- Extracted information:
^^^^

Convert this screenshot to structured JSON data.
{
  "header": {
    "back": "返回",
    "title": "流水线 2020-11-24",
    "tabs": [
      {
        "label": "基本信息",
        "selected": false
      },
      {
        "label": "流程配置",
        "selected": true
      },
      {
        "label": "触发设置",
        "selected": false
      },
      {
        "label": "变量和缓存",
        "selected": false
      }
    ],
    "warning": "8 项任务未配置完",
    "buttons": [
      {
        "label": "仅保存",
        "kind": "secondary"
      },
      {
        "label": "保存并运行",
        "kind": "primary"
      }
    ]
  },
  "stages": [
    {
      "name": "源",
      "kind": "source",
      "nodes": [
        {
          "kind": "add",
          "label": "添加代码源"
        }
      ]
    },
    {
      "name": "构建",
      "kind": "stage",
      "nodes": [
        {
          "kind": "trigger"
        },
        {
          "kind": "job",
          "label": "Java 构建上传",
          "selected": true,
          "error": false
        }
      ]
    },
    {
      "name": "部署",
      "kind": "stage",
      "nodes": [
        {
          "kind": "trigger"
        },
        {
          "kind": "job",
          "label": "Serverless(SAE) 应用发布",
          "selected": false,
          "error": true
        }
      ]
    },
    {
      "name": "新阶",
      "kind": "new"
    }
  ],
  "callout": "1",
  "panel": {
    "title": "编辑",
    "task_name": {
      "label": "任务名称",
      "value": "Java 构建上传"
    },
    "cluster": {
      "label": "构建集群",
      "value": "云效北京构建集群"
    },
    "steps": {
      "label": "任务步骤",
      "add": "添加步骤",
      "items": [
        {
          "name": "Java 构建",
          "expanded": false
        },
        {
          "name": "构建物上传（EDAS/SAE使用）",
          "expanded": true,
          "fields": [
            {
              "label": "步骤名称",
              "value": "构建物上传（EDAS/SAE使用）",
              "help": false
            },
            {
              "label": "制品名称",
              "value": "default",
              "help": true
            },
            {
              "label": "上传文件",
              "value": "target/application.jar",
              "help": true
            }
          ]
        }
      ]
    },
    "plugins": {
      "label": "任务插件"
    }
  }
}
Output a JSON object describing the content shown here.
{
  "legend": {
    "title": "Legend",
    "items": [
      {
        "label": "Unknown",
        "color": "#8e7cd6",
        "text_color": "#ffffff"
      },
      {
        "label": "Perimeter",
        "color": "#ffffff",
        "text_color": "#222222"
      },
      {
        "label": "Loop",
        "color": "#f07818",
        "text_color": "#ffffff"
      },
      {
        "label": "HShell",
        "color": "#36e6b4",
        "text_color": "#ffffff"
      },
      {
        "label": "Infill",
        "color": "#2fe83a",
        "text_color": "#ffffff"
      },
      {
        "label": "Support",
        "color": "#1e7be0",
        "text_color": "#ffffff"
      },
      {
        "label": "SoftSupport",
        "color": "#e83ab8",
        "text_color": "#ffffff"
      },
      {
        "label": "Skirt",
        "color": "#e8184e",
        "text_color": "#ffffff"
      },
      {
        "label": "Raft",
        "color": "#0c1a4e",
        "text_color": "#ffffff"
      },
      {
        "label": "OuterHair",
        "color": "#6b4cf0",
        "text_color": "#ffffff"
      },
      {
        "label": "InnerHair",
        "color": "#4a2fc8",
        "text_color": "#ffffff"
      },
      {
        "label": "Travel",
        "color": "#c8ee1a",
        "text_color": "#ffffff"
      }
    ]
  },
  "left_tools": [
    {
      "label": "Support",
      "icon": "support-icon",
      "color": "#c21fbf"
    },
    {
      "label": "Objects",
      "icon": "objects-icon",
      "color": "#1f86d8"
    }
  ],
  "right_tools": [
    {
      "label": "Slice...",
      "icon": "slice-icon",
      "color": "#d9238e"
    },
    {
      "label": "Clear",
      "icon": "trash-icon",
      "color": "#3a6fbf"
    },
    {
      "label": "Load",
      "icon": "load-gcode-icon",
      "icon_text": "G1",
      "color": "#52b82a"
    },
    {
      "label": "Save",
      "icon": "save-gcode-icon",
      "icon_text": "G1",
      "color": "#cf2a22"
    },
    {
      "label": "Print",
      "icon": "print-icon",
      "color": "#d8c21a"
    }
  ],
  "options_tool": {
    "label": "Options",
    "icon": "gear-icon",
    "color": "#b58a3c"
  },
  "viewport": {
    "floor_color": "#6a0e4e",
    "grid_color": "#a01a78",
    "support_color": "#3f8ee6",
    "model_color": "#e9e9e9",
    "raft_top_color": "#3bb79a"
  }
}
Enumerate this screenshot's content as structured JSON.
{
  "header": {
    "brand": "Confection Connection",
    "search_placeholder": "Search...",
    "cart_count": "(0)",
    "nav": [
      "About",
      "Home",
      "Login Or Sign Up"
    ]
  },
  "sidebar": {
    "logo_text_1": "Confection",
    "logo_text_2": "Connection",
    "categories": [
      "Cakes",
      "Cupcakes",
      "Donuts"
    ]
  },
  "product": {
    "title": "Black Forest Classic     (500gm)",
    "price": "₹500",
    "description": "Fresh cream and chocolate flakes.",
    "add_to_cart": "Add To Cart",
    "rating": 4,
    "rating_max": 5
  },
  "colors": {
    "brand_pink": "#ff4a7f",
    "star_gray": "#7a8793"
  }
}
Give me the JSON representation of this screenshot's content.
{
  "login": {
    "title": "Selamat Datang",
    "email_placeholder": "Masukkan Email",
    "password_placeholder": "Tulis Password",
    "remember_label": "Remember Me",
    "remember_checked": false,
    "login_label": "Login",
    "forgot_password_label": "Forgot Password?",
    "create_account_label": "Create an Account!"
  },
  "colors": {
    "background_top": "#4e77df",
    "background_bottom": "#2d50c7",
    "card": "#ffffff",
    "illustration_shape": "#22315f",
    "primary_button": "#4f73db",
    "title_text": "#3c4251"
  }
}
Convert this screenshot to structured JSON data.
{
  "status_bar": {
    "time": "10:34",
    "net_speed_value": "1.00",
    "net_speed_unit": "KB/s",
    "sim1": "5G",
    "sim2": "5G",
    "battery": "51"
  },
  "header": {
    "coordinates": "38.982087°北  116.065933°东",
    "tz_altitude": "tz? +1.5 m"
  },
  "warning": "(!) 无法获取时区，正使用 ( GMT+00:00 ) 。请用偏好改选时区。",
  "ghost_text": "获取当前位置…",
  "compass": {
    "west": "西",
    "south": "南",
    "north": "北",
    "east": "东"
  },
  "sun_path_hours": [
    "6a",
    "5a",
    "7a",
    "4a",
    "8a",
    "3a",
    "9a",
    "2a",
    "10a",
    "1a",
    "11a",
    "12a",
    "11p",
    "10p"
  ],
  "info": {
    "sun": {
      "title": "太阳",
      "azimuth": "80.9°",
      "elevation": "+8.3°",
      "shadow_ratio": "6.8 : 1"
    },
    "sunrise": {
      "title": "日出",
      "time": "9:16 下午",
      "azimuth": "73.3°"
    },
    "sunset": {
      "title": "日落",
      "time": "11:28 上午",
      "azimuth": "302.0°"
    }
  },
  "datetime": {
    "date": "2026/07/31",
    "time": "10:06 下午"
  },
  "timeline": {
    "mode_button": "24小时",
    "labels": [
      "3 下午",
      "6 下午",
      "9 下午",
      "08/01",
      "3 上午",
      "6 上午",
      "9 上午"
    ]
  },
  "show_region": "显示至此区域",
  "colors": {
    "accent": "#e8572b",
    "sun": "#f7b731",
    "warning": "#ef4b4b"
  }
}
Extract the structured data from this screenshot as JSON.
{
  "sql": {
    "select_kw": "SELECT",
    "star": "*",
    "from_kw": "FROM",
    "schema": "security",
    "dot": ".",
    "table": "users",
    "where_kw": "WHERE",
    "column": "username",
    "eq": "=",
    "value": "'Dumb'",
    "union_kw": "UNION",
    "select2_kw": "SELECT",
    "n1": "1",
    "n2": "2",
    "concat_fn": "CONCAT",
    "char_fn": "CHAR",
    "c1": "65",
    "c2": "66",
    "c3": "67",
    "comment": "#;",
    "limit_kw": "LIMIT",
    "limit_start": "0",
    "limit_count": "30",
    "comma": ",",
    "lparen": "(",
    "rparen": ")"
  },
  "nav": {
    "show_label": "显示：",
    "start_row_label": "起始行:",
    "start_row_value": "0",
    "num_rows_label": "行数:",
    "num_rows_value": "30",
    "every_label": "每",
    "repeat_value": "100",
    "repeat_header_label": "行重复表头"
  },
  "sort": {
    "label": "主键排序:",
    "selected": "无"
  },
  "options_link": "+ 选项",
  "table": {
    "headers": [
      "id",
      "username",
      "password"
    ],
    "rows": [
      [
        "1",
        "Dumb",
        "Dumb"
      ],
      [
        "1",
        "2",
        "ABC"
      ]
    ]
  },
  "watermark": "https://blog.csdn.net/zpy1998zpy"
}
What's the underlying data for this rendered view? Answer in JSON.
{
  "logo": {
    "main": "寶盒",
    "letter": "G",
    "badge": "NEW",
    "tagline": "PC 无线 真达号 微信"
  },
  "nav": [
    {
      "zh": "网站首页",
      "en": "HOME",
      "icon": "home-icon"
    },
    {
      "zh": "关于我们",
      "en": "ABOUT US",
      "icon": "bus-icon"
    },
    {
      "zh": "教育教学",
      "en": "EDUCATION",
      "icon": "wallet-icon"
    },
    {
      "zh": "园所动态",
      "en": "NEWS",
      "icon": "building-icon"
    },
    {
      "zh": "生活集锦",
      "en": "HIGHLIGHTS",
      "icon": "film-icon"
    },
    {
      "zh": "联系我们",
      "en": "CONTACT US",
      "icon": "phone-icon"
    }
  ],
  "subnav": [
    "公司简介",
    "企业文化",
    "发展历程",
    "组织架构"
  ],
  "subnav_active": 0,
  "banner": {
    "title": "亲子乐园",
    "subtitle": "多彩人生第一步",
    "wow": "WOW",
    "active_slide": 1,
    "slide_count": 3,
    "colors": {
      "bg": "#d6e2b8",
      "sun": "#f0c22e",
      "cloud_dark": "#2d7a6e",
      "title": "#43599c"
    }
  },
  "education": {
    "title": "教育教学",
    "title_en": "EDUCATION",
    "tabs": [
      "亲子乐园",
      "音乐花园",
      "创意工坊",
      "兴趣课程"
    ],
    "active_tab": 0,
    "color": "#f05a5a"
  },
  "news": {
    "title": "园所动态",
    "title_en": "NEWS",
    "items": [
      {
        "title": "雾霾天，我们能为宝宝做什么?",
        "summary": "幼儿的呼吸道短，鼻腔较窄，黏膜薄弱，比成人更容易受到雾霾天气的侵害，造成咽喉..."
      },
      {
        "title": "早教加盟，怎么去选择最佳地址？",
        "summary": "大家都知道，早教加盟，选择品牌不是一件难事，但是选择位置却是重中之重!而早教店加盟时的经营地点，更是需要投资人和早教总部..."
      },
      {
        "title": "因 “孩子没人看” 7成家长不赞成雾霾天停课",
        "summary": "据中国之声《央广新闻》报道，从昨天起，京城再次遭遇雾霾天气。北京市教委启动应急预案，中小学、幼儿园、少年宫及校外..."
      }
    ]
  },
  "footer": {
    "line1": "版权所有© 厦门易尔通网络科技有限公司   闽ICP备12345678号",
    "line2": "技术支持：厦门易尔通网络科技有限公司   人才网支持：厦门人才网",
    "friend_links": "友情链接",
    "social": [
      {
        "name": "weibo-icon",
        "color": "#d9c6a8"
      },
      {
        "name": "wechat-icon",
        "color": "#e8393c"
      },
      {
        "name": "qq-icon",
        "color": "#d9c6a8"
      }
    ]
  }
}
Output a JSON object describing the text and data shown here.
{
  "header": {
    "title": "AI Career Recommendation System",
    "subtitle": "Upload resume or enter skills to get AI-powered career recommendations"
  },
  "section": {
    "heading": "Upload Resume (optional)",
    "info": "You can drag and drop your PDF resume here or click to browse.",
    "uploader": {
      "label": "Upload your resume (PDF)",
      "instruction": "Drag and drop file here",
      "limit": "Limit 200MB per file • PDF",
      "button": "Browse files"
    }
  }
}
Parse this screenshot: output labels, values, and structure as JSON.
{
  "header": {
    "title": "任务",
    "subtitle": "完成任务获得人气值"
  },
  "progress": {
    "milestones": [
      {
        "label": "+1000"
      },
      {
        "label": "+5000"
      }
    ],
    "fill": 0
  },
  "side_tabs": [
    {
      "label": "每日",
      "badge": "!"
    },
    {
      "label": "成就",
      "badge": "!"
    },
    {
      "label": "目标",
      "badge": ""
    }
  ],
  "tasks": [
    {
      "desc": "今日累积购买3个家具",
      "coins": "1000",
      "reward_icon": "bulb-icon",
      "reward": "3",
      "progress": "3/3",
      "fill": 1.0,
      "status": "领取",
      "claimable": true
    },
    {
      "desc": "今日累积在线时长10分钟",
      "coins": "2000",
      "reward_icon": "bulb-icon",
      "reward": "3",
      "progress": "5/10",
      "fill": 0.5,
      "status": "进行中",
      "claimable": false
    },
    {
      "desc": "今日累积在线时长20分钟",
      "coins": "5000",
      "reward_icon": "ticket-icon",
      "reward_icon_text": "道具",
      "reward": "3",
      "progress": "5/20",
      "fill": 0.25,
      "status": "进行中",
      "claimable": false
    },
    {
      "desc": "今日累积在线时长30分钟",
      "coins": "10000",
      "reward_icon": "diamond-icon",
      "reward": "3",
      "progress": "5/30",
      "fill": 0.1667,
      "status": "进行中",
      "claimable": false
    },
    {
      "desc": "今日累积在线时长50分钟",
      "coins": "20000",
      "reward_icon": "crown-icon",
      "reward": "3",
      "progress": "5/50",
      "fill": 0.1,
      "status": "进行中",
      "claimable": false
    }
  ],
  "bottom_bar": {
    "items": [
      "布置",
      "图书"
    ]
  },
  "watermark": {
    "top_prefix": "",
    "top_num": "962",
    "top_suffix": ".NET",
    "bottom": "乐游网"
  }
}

^^^^

Copy each line above that contains the string "describing".

Output a JSON object describing the content shown here.
Output a JSON object describing the text and data shown here.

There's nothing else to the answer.